§ Stored entries:
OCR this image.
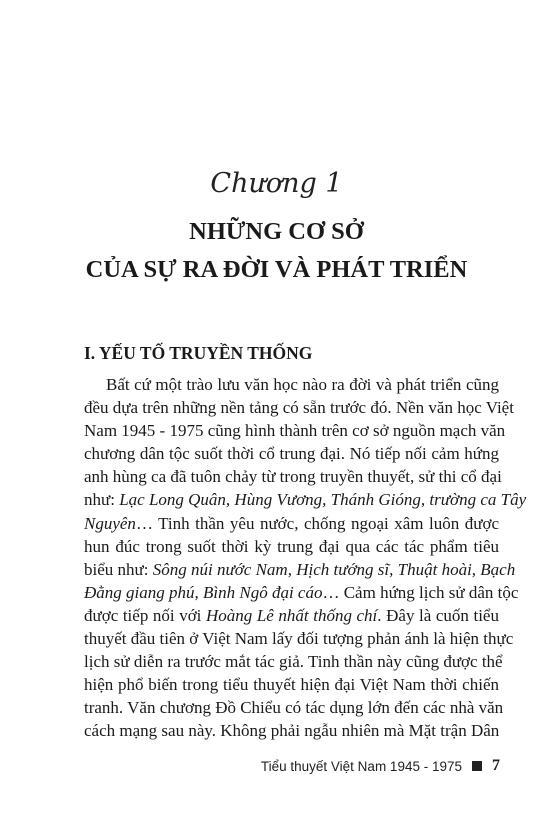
Chương 1
NHỮNG CƠ SỞ
CỦA SỰ RA ĐỜI VÀ PHÁT TRIỂN
I. YẾU TỐ TRUYỀN THỐNG
Bất cứ một trào lưu văn học nào ra đời và phát triển cũng
đều dựa trên những nền tảng có sẵn trước đó. Nền văn học Việt
Nam 1945 - 1975 cũng hình thành trên cơ sở nguồn mạch văn
chương dân tộc suốt thời cổ trung đại. Nó tiếp nối cảm hứng
anh hùng ca đã tuôn chảy từ trong truyền thuyết, sử thi cổ đại
như: Lạc Long Quân, Hùng Vương, Thánh Gióng, trường ca Tây
Nguyên… Tinh thần yêu nước, chống ngoại xâm luôn được
hun đúc trong suốt thời kỳ trung đại qua các tác phẩm tiêu
biểu như: Sông núi nước Nam, Hịch tướng sĩ, Thuật hoài, Bạch
Đằng giang phú, Bình Ngô đại cáo… Cảm hứng lịch sử dân tộc
được tiếp nối với Hoàng Lê nhất thống chí. Đây là cuốn tiểu
thuyết đầu tiên ở Việt Nam lấy đối tượng phản ánh là hiện thực
lịch sử diễn ra trước mắt tác giả. Tinh thần này cũng được thể
hiện phổ biến trong tiểu thuyết hiện đại Việt Nam thời chiến
tranh. Văn chương Đồ Chiểu có tác dụng lớn đến các nhà văn
cách mạng sau này. Không phải ngẫu nhiên mà Mặt trận Dân
Tiểu thuyết Việt Nam 1945 - 1975 7
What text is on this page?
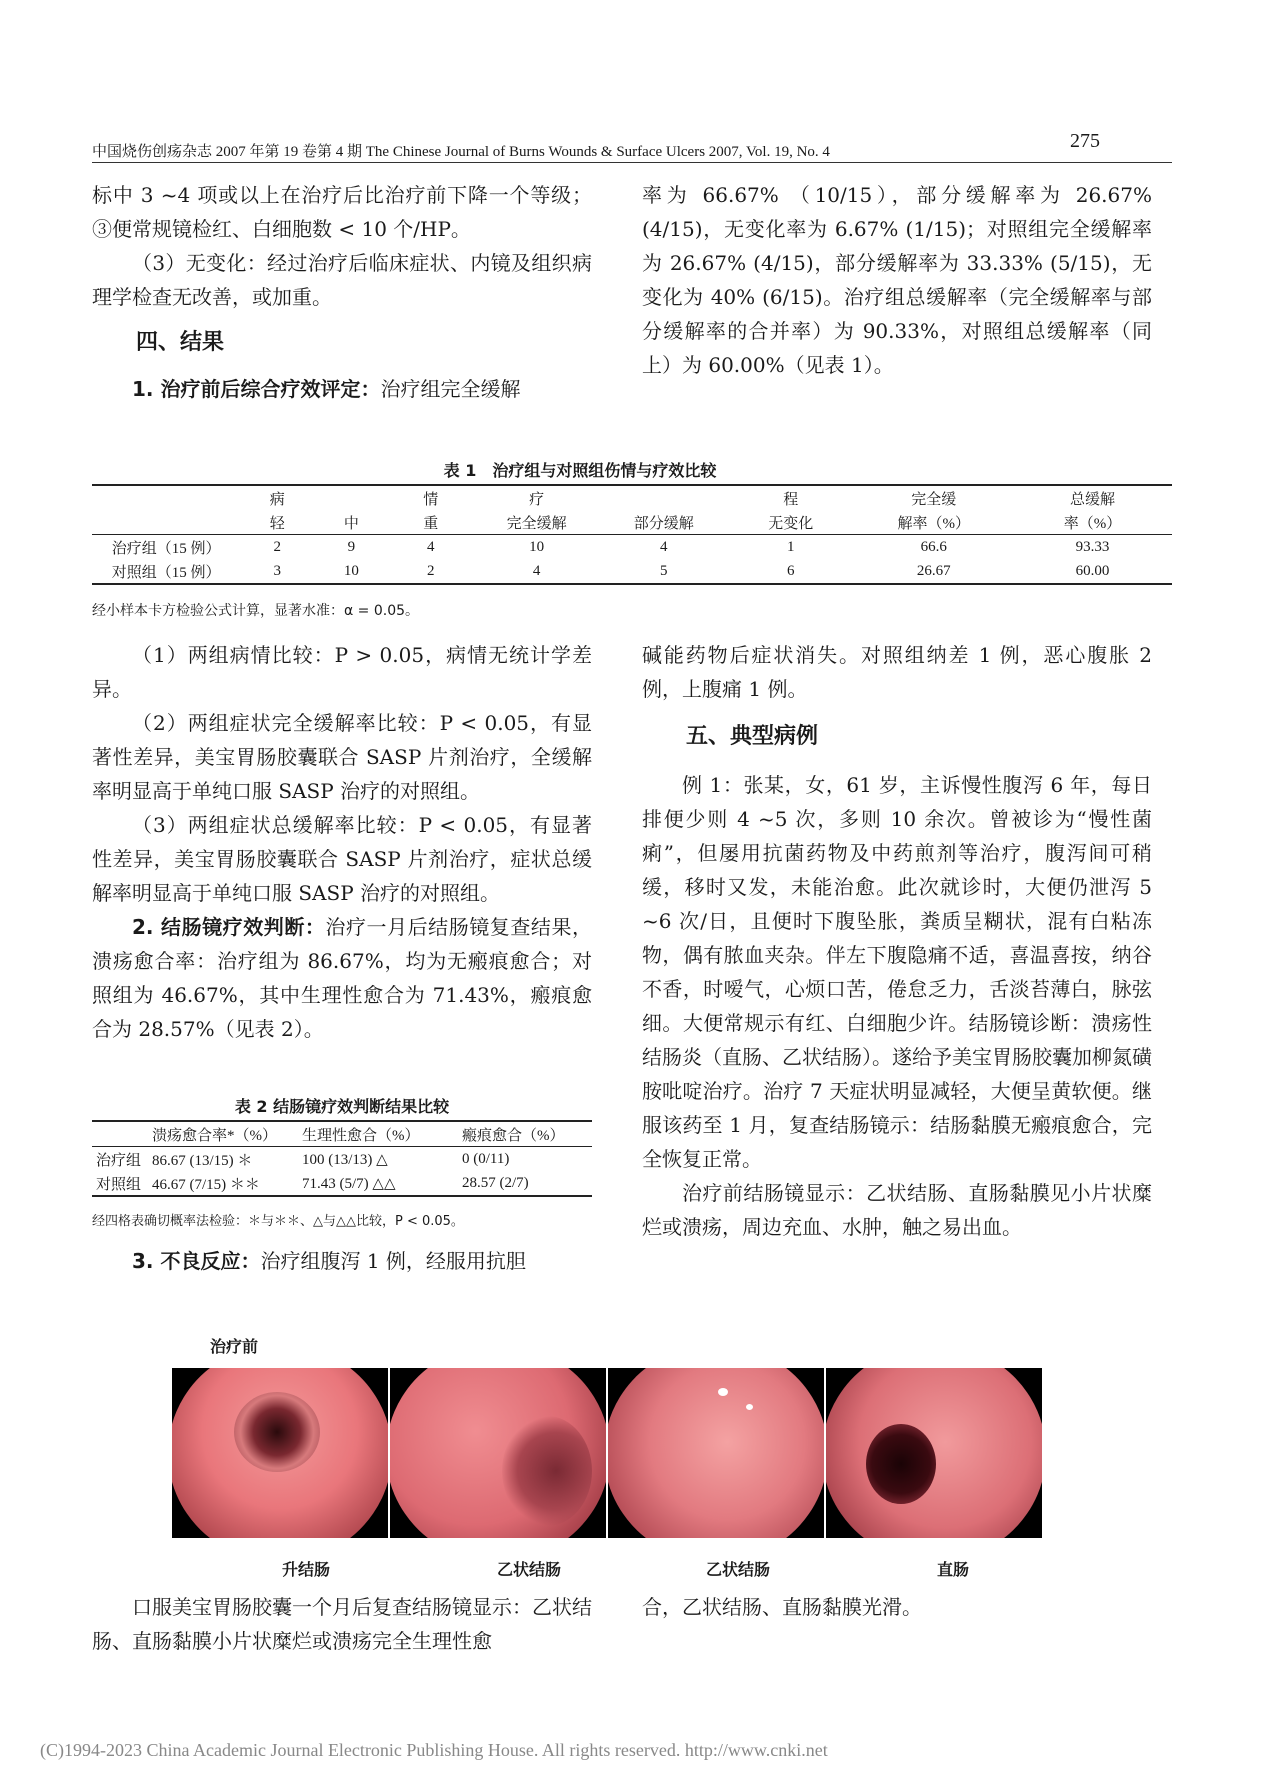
中国烧伤创疡杂志 2007 年第 19 卷第 4 期 The Chinese Journal of Burns Wounds & Surface Ulcers 2007, Vol. 19, No. 4	275

标中 3 ~4 项或以上在治疗后比治疗前下降一个等级；③便常规镜检红、白细胞数 < 10 个/HP。

（3）无变化：经过治疗后临床症状、内镜及组织病理学检查无改善，或加重。

四、结果

1. 治疗前后综合疗效评定：治疗组完全缓解

率为 66.67% （10/15），部分缓解率为 26.67% (4/15)，无变化率为 6.67% (1/15)；对照组完全缓解率为 26.67% (4/15)，部分缓解率为 33.33% (5/15)，无变化为 40% (6/15)。治疗组总缓解率（完全缓解率与部分缓解率的合并率）为 90.33%，对照组总缓解率（同上）为 60.00%（见表 1）。

表 1　治疗组与对照组伤情与疗效比较
	病		情	疗		程	完全缓	总缓解
	轻	中	重	完全缓解	部分缓解	无变化	解率（%）	率（%）
治疗组（15 例）	2	9	4	10	4	1	66.6	93.33
对照组（15 例）	3	10	2	4	5	6	26.67	60.00
经小样本卡方检验公式计算，显著水准：α = 0.05。

（1）两组病情比较：P > 0.05，病情无统计学差异。

（2）两组症状完全缓解率比较：P < 0.05，有显著性差异，美宝胃肠胶囊联合 SASP 片剂治疗，全缓解率明显高于单纯口服 SASP 治疗的对照组。

（3）两组症状总缓解率比较：P < 0.05，有显著性差异，美宝胃肠胶囊联合 SASP 片剂治疗，症状总缓解率明显高于单纯口服 SASP 治疗的对照组。

2. 结肠镜疗效判断：治疗一月后结肠镜复查结果，溃疡愈合率：治疗组为 86.67%，均为无瘢痕愈合；对照组为 46.67%，其中生理性愈合为 71.43%，瘢痕愈合为 28.57%（见表 2）。

表 2 结肠镜疗效判断结果比较
	溃疡愈合率*（%）	生理性愈合（%）	瘢痕愈合（%）
治疗组	86.67 (13/15) ＊	100 (13/13) △	0 (0/11)
对照组	46.67 (7/15) ＊＊	71.43 (5/7) △△	28.57 (2/7)
经四格表确切概率法检验：＊与＊＊、△与△△比较，P < 0.05。

3. 不良反应：治疗组腹泻 1 例，经服用抗胆

碱能药物后症状消失。对照组纳差 1 例，恶心腹胀 2 例，上腹痛 1 例。

五、典型病例

例 1：张某，女，61 岁，主诉慢性腹泻 6 年，每日排便少则 4 ~5 次，多则 10 余次。曾被诊为“慢性菌痢”，但屡用抗菌药物及中药煎剂等治疗，腹泻间可稍缓，移时又发，未能治愈。此次就诊时，大便仍泄泻 5 ~6 次/日，且便时下腹坠胀，粪质呈糊状，混有白粘冻物，偶有脓血夹杂。伴左下腹隐痛不适，喜温喜按，纳谷不香，时嗳气，心烦口苦，倦怠乏力，舌淡苔薄白，脉弦细。大便常规示有红、白细胞少许。结肠镜诊断：溃疡性结肠炎（直肠、乙状结肠）。遂给予美宝胃肠胶囊加柳氮磺胺吡啶治疗。治疗 7 天症状明显减轻，大便呈黄软便。继服该药至 1 月，复查结肠镜示：结肠黏膜无瘢痕愈合，完全恢复正常。

治疗前结肠镜显示：乙状结肠、直肠黏膜见小片状糜烂或溃疡，周边充血、水肿，触之易出血。

治疗前
升结肠	乙状结肠	乙状结肠	直肠

口服美宝胃肠胶囊一个月后复查结肠镜显示：乙状结肠、直肠黏膜小片状糜烂或溃疡完全生理性愈

合，乙状结肠、直肠黏膜光滑。

(C)1994-2023 China Academic Journal Electronic Publishing House. All rights reserved. http://www.cnki.net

§ The task:
Find the word "được" in the records and pull out each line that has it.

§ Final answer:
Nguyên… Tinh thần yêu nước, chống ngoại xâm luôn được
được tiếp nối với Hoàng Lê nhất thống chí. Đây là cuốn tiểu
lịch sử diễn ra trước mắt tác giả. Tinh thần này cũng được thể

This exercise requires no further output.